From the entries below, copy every line where the string "wealth" appears.

# Extracted data:
[BEGIN]
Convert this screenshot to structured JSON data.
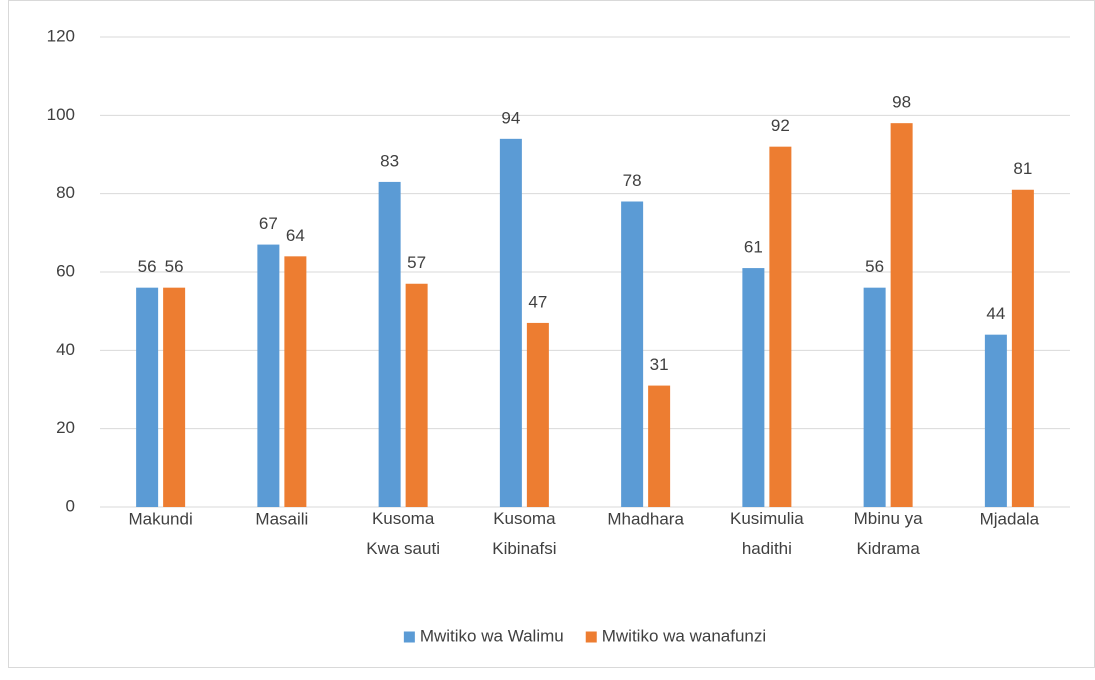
{
  "chart_data": {
    "type": "bar",
    "categories": [
      "Makundi",
      "Masaili",
      "Kusoma\nKwa sauti",
      "Kusoma\nKibinafsi",
      "Mhadhara",
      "Kusimulia\nhadithi",
      "Mbinu ya\nKidrama",
      "Mjadala"
    ],
    "series": [
      {
        "name": "Mwitiko wa Walimu",
        "color": "#5b9bd5",
        "values": [
          56,
          67,
          83,
          94,
          78,
          61,
          56,
          44
        ]
      },
      {
        "name": "Mwitiko wa wanafunzi",
        "color": "#ed7d31",
        "values": [
          56,
          64,
          57,
          47,
          31,
          92,
          98,
          81
        ]
      }
    ],
    "ylim": [
      0,
      120
    ],
    "yticks": [
      0,
      20,
      40,
      60,
      80,
      100,
      120
    ],
    "grid": true,
    "legend": "bottom"
  }
}
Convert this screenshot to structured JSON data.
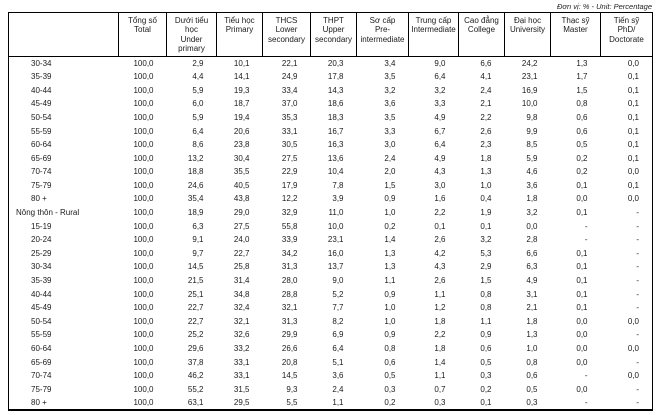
{
  "unit_label": "Đơn vị: % - Unit: Percentage",
  "table": {
    "corner": "",
    "header": [
      "Tổng số\nTotal",
      "Dưới tiểu học\nUnder\nprimary",
      "Tiểu học\nPrimary",
      "THCS\nLower\nsecondary",
      "THPT\nUpper\nsecondary",
      "Sơ cấp\nPre-\nintermediate",
      "Trung cấp\nIntermediate",
      "Cao đẳng\nCollege",
      "Đại học\nUniversity",
      "Thạc sỹ\nMaster",
      "Tiến sỹ\nPhD/\nDoctorate"
    ],
    "rows": [
      {
        "label": "30-34",
        "section": false,
        "values": [
          "100,0",
          "2,9",
          "10,1",
          "22,1",
          "20,3",
          "3,4",
          "9,0",
          "6,6",
          "24,2",
          "1,3",
          "0,0"
        ]
      },
      {
        "label": "35-39",
        "section": false,
        "values": [
          "100,0",
          "4,4",
          "14,1",
          "24,9",
          "17,8",
          "3,5",
          "6,4",
          "4,1",
          "23,1",
          "1,7",
          "0,1"
        ]
      },
      {
        "label": "40-44",
        "section": false,
        "values": [
          "100,0",
          "5,9",
          "19,3",
          "33,4",
          "14,3",
          "3,2",
          "3,2",
          "2,4",
          "16,9",
          "1,5",
          "0,1"
        ]
      },
      {
        "label": "45-49",
        "section": false,
        "values": [
          "100,0",
          "6,0",
          "18,7",
          "37,0",
          "18,6",
          "3,6",
          "3,3",
          "2,1",
          "10,0",
          "0,8",
          "0,1"
        ]
      },
      {
        "label": "50-54",
        "section": false,
        "values": [
          "100,0",
          "5,9",
          "19,4",
          "35,3",
          "18,3",
          "3,5",
          "4,9",
          "2,2",
          "9,8",
          "0,6",
          "0,1"
        ]
      },
      {
        "label": "55-59",
        "section": false,
        "values": [
          "100,0",
          "6,4",
          "20,6",
          "33,1",
          "16,7",
          "3,3",
          "6,7",
          "2,6",
          "9,9",
          "0,6",
          "0,1"
        ]
      },
      {
        "label": "60-64",
        "section": false,
        "values": [
          "100,0",
          "8,6",
          "23,8",
          "30,5",
          "16,3",
          "3,0",
          "6,4",
          "2,3",
          "8,5",
          "0,5",
          "0,1"
        ]
      },
      {
        "label": "65-69",
        "section": false,
        "values": [
          "100,0",
          "13,2",
          "30,4",
          "27,5",
          "13,6",
          "2,4",
          "4,9",
          "1,8",
          "5,9",
          "0,2",
          "0,1"
        ]
      },
      {
        "label": "70-74",
        "section": false,
        "values": [
          "100,0",
          "18,8",
          "35,5",
          "22,9",
          "10,4",
          "2,0",
          "4,3",
          "1,3",
          "4,6",
          "0,2",
          "0,0"
        ]
      },
      {
        "label": "75-79",
        "section": false,
        "values": [
          "100,0",
          "24,6",
          "40,5",
          "17,9",
          "7,8",
          "1,5",
          "3,0",
          "1,0",
          "3,6",
          "0,1",
          "0,1"
        ]
      },
      {
        "label": "80 +",
        "section": false,
        "values": [
          "100,0",
          "35,4",
          "43,8",
          "12,2",
          "3,9",
          "0,9",
          "1,6",
          "0,4",
          "1,8",
          "0,0",
          "0,0"
        ]
      },
      {
        "label": "Nông thôn - Rural",
        "section": true,
        "values": [
          "100,0",
          "18,9",
          "29,0",
          "32,9",
          "11,0",
          "1,0",
          "2,2",
          "1,9",
          "3,2",
          "0,1",
          "-"
        ]
      },
      {
        "label": "15-19",
        "section": false,
        "values": [
          "100,0",
          "6,3",
          "27,5",
          "55,8",
          "10,0",
          "0,2",
          "0,1",
          "0,1",
          "0,0",
          "-",
          "-"
        ]
      },
      {
        "label": "20-24",
        "section": false,
        "values": [
          "100,0",
          "9,1",
          "24,0",
          "33,9",
          "23,1",
          "1,4",
          "2,6",
          "3,2",
          "2,8",
          "-",
          "-"
        ]
      },
      {
        "label": "25-29",
        "section": false,
        "values": [
          "100,0",
          "9,7",
          "22,7",
          "34,2",
          "16,0",
          "1,3",
          "4,2",
          "5,3",
          "6,6",
          "0,1",
          "-"
        ]
      },
      {
        "label": "30-34",
        "section": false,
        "values": [
          "100,0",
          "14,5",
          "25,8",
          "31,3",
          "13,7",
          "1,3",
          "4,3",
          "2,9",
          "6,3",
          "0,1",
          "-"
        ]
      },
      {
        "label": "35-39",
        "section": false,
        "values": [
          "100,0",
          "21,5",
          "31,4",
          "28,0",
          "9,0",
          "1,1",
          "2,6",
          "1,5",
          "4,9",
          "0,1",
          "-"
        ]
      },
      {
        "label": "40-44",
        "section": false,
        "values": [
          "100,0",
          "25,1",
          "34,8",
          "28,8",
          "5,2",
          "0,9",
          "1,1",
          "0,8",
          "3,1",
          "0,1",
          "-"
        ]
      },
      {
        "label": "45-49",
        "section": false,
        "values": [
          "100,0",
          "22,7",
          "32,4",
          "32,1",
          "7,7",
          "1,0",
          "1,2",
          "0,8",
          "2,1",
          "0,1",
          "-"
        ]
      },
      {
        "label": "50-54",
        "section": false,
        "values": [
          "100,0",
          "22,7",
          "32,1",
          "31,3",
          "8,2",
          "1,0",
          "1,8",
          "1,1",
          "1,8",
          "0,0",
          "0,0"
        ]
      },
      {
        "label": "55-59",
        "section": false,
        "values": [
          "100,0",
          "25,2",
          "32,6",
          "29,9",
          "6,9",
          "0,9",
          "2,2",
          "0,9",
          "1,3",
          "0,0",
          "-"
        ]
      },
      {
        "label": "60-64",
        "section": false,
        "values": [
          "100,0",
          "29,6",
          "33,2",
          "26,6",
          "6,4",
          "0,8",
          "1,8",
          "0,6",
          "1,0",
          "0,0",
          "0,0"
        ]
      },
      {
        "label": "65-69",
        "section": false,
        "values": [
          "100,0",
          "37,8",
          "33,1",
          "20,8",
          "5,1",
          "0,6",
          "1,4",
          "0,5",
          "0,8",
          "0,0",
          "-"
        ]
      },
      {
        "label": "70-74",
        "section": false,
        "values": [
          "100,0",
          "46,2",
          "33,1",
          "14,5",
          "3,6",
          "0,5",
          "1,1",
          "0,3",
          "0,6",
          "-",
          "0,0"
        ]
      },
      {
        "label": "75-79",
        "section": false,
        "values": [
          "100,0",
          "55,2",
          "31,5",
          "9,3",
          "2,4",
          "0,3",
          "0,7",
          "0,2",
          "0,5",
          "0,0",
          "-"
        ]
      },
      {
        "label": "80 +",
        "section": false,
        "values": [
          "100,0",
          "63,1",
          "29,5",
          "5,5",
          "1,1",
          "0,2",
          "0,3",
          "0,1",
          "0,3",
          "-",
          "-"
        ]
      }
    ]
  }
}
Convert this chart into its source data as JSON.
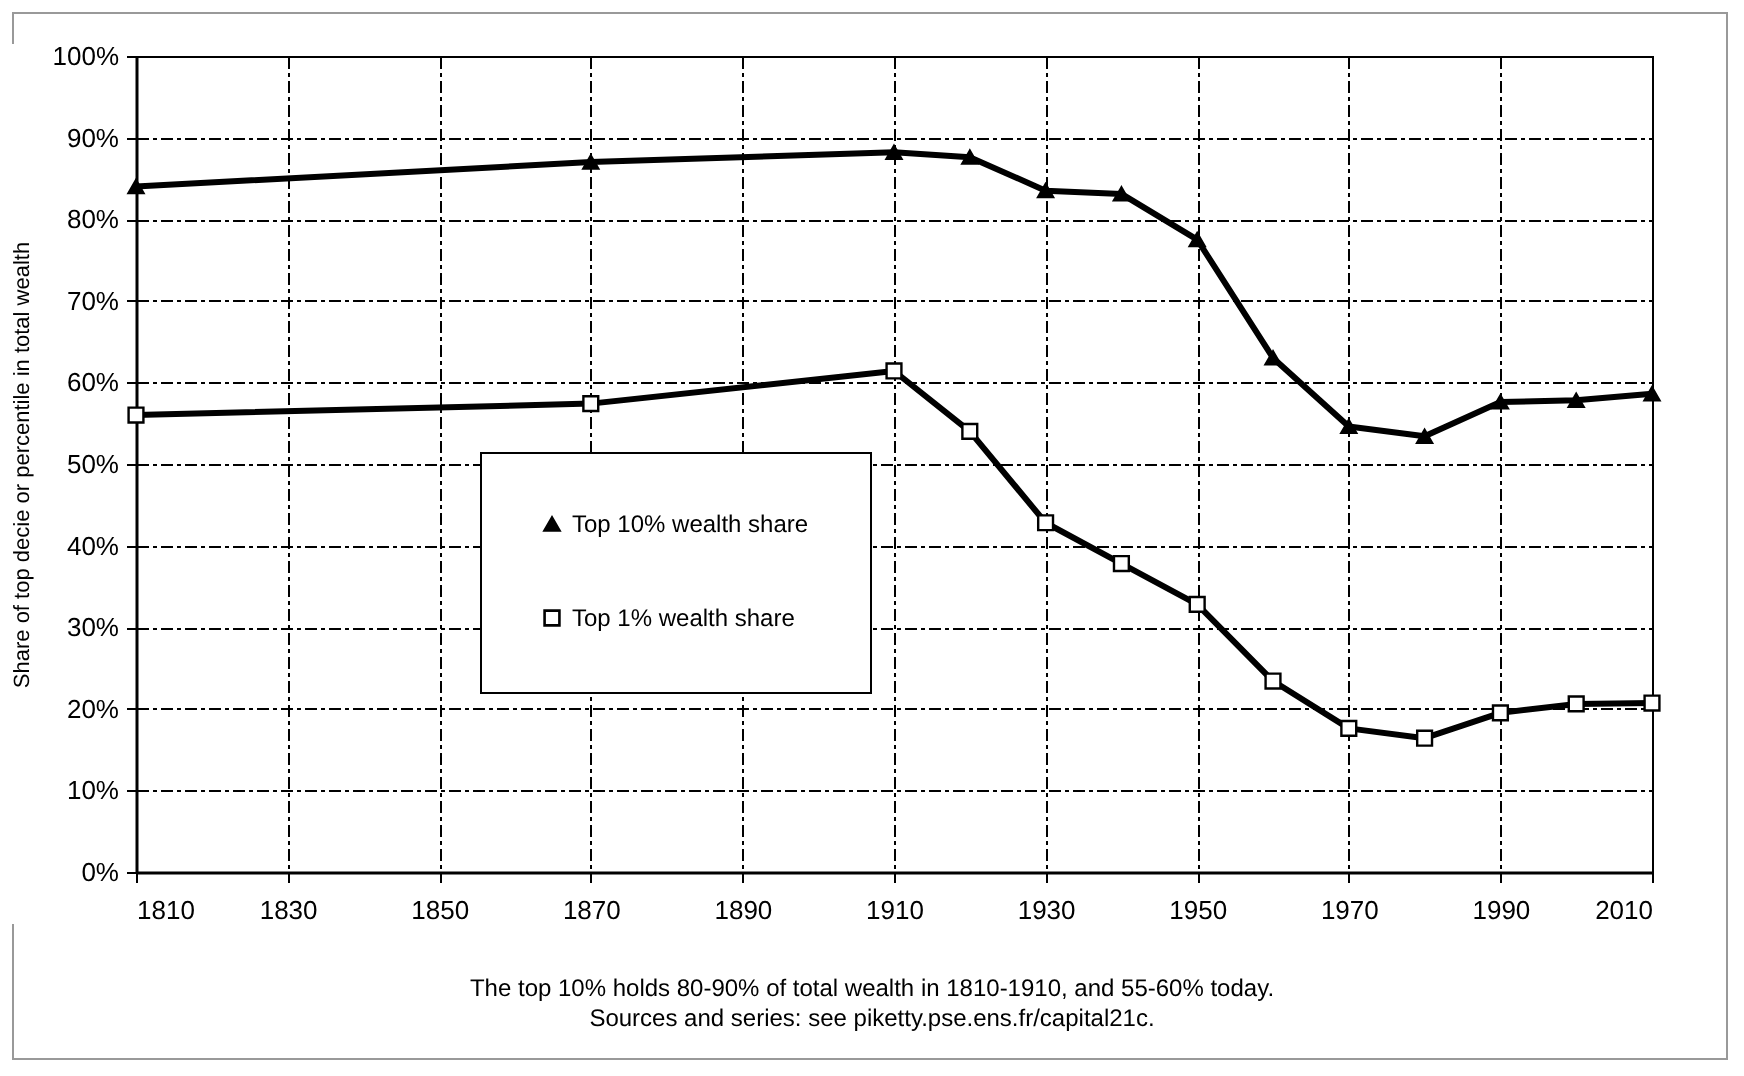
{
  "chart_data": {
    "type": "line",
    "xlabel": null,
    "ylabel": "Share of top decie or percentile in total wealth",
    "annotations": [
      "The top 10% holds 80-90% of total wealth in 1810-1910, and 55-60% today.",
      "Sources and series: see piketty.pse.ens.fr/capital21c."
    ],
    "x": [
      1810,
      1870,
      1910,
      1920,
      1930,
      1940,
      1950,
      1960,
      1970,
      1980,
      1990,
      2000,
      2010
    ],
    "series": [
      {
        "name": "Top 10% wealth share",
        "color": "#000000",
        "marker": "triangle",
        "values": [
          84,
          87,
          88.2,
          87.6,
          83.5,
          83.1,
          77.5,
          63,
          54.6,
          53.4,
          57.6,
          57.8,
          58.6
        ]
      },
      {
        "name": "Top 1% wealth share",
        "color": "#000000",
        "marker": "square",
        "values": [
          56,
          57.4,
          61.4,
          54,
          42.8,
          37.8,
          32.8,
          23.4,
          17.6,
          16.4,
          19.5,
          20.6,
          20.7
        ]
      }
    ],
    "xlim": [
      1810,
      2010
    ],
    "xticks": [
      1810,
      1830,
      1850,
      1870,
      1890,
      1910,
      1930,
      1950,
      1970,
      1990,
      2010
    ],
    "ylim": [
      0,
      100
    ],
    "yticks": [
      {
        "value": 0,
        "label": "0%"
      },
      {
        "value": 10,
        "label": "10%"
      },
      {
        "value": 20,
        "label": "20%"
      },
      {
        "value": 30,
        "label": "30%"
      },
      {
        "value": 40,
        "label": "40%"
      },
      {
        "value": 50,
        "label": "50%"
      },
      {
        "value": 60,
        "label": "60%"
      },
      {
        "value": 70,
        "label": "70%"
      },
      {
        "value": 80,
        "label": "80%"
      },
      {
        "value": 90,
        "label": "90%"
      },
      {
        "value": 100,
        "label": "100%"
      }
    ],
    "grid": true,
    "legend": "left",
    "line_style": "solid"
  }
}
[END]
# Solved problem:
    "ylabel": "Share of top decie or percentile in total wealth",
      "The top 10% holds 80-90% of total wealth in 1810-1910, and 55-60% today.",
        "name": "Top 10% wealth share",
        "name": "Top 1% wealth share",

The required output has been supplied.